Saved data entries
_ _ _ _ _ _ _

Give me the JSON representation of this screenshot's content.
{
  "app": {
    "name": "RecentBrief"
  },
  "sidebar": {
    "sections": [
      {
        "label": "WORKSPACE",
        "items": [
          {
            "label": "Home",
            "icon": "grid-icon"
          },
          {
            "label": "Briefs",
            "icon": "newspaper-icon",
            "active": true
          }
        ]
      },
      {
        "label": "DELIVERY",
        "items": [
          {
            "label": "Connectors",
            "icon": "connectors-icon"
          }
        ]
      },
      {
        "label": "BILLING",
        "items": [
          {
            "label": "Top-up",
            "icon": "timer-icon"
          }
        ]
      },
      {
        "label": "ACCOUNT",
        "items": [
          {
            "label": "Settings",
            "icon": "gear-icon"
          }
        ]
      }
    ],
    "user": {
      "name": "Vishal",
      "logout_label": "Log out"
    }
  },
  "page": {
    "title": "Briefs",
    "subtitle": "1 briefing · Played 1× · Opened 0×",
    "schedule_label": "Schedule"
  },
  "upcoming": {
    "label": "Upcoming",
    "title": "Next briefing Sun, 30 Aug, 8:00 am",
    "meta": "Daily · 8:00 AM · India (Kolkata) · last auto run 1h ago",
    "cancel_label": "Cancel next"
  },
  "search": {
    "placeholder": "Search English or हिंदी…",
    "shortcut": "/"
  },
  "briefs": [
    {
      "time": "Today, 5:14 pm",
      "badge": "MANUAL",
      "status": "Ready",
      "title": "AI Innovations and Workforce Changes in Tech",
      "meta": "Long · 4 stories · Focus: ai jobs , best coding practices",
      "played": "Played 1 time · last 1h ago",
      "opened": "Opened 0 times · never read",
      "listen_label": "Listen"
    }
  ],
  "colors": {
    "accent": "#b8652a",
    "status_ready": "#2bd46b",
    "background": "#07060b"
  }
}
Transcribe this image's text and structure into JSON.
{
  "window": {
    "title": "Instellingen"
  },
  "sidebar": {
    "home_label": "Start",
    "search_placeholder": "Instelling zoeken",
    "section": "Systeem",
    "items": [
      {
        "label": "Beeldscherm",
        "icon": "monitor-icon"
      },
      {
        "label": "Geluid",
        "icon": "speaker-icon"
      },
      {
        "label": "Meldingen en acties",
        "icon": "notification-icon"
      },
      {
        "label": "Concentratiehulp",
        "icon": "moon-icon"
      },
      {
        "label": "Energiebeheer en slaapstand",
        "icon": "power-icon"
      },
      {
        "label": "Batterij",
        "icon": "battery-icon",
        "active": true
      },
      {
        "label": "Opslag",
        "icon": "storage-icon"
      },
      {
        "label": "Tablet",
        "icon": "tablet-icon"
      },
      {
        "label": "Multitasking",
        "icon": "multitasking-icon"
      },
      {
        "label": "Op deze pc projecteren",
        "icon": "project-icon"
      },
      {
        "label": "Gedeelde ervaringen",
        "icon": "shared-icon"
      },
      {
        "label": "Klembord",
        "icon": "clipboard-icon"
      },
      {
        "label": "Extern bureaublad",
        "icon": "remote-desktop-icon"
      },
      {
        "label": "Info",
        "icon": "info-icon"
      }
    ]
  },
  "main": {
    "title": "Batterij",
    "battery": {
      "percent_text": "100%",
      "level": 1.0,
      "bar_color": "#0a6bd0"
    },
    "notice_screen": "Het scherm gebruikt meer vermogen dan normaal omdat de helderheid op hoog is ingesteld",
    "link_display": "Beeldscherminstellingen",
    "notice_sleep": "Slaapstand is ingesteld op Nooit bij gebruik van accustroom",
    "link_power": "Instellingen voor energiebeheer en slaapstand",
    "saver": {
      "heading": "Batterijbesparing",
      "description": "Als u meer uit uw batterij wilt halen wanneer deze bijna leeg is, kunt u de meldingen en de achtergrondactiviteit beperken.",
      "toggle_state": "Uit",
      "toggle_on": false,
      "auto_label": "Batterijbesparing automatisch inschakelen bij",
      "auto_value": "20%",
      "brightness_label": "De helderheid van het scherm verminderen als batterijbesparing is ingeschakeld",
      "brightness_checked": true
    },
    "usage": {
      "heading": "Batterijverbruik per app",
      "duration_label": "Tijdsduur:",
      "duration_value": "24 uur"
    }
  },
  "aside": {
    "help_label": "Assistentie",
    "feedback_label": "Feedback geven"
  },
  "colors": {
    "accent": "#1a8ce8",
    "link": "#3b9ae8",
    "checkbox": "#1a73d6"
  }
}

_ _ _ _ _ _ _

• [What the task requires]: Take the data above and return it exactly.

• [Solution]:
Give me the JSON representation of this screenshot's content.
{
  "app": {
    "name": "RecentBrief"
  },
  "sidebar": {
    "sections": [
      {
        "label": "WORKSPACE",
        "items": [
          {
            "label": "Home",
            "icon": "grid-icon"
          },
          {
            "label": "Briefs",
            "icon": "newspaper-icon",
            "active": true
          }
        ]
      },
      {
        "label": "DELIVERY",
        "items": [
          {
            "label": "Connectors",
            "icon": "connectors-icon"
          }
        ]
      },
      {
        "label": "BILLING",
        "items": [
          {
            "label": "Top-up",
            "icon": "timer-icon"
          }
        ]
      },
      {
        "label": "ACCOUNT",
        "items": [
          {
            "label": "Settings",
            "icon": "gear-icon"
          }
        ]
      }
    ],
    "user": {
      "name": "Vishal",
      "logout_label": "Log out"
    }
  },
  "page": {
    "title": "Briefs",
    "subtitle": "1 briefing · Played 1× · Opened 0×",
    "schedule_label": "Schedule"
  },
  "upcoming": {
    "label": "Upcoming",
    "title": "Next briefing Sun, 30 Aug, 8:00 am",
    "meta": "Daily · 8:00 AM · India (Kolkata) · last auto run 1h ago",
    "cancel_label": "Cancel next"
  },
  "search": {
    "placeholder": "Search English or हिंदी…",
    "shortcut": "/"
  },
  "briefs": [
    {
      "time": "Today, 5:14 pm",
      "badge": "MANUAL",
      "status": "Ready",
      "title": "AI Innovations and Workforce Changes in Tech",
      "meta": "Long · 4 stories · Focus: ai jobs , best coding practices",
      "played": "Played 1 time · last 1h ago",
      "opened": "Opened 0 times · never read",
      "listen_label": "Listen"
    }
  ],
  "colors": {
    "accent": "#b8652a",
    "status_ready": "#2bd46b",
    "background": "#07060b"
  }
}
Transcribe this image's text and structure into JSON.
{
  "window": {
    "title": "Instellingen"
  },
  "sidebar": {
    "home_label": "Start",
    "search_placeholder": "Instelling zoeken",
    "section": "Systeem",
    "items": [
      {
        "label": "Beeldscherm",
        "icon": "monitor-icon"
      },
      {
        "label": "Geluid",
        "icon": "speaker-icon"
      },
      {
        "label": "Meldingen en acties",
        "icon": "notification-icon"
      },
      {
        "label": "Concentratiehulp",
        "icon": "moon-icon"
      },
      {
        "label": "Energiebeheer en slaapstand",
        "icon": "power-icon"
      },
      {
        "label": "Batterij",
        "icon": "battery-icon",
        "active": true
      },
      {
        "label": "Opslag",
        "icon": "storage-icon"
      },
      {
        "label": "Tablet",
        "icon": "tablet-icon"
      },
      {
        "label": "Multitasking",
        "icon": "multitasking-icon"
      },
      {
        "label": "Op deze pc projecteren",
        "icon": "project-icon"
      },
      {
        "label": "Gedeelde ervaringen",
        "icon": "shared-icon"
      },
      {
        "label": "Klembord",
        "icon": "clipboard-icon"
      },
      {
        "label": "Extern bureaublad",
        "icon": "remote-desktop-icon"
      },
      {
        "label": "Info",
        "icon": "info-icon"
      }
    ]
  },
  "main": {
    "title": "Batterij",
    "battery": {
      "percent_text": "100%",
      "level": 1.0,
      "bar_color": "#0a6bd0"
    },
    "notice_screen": "Het scherm gebruikt meer vermogen dan normaal omdat de helderheid op hoog is ingesteld",
    "link_display": "Beeldscherminstellingen",
    "notice_sleep": "Slaapstand is ingesteld op Nooit bij gebruik van accustroom",
    "link_power": "Instellingen voor energiebeheer en slaapstand",
    "saver": {
      "heading": "Batterijbesparing",
      "description": "Als u meer uit uw batterij wilt halen wanneer deze bijna leeg is, kunt u de meldingen en de achtergrondactiviteit beperken.",
      "toggle_state": "Uit",
      "toggle_on": false,
      "auto_label": "Batterijbesparing automatisch inschakelen bij",
      "auto_value": "20%",
      "brightness_label": "De helderheid van het scherm verminderen als batterijbesparing is ingeschakeld",
      "brightness_checked": true
    },
    "usage": {
      "heading": "Batterijverbruik per app",
      "duration_label": "Tijdsduur:",
      "duration_value": "24 uur"
    }
  },
  "aside": {
    "help_label": "Assistentie",
    "feedback_label": "Feedback geven"
  },
  "colors": {
    "accent": "#1a8ce8",
    "link": "#3b9ae8",
    "checkbox": "#1a73d6"
  }
}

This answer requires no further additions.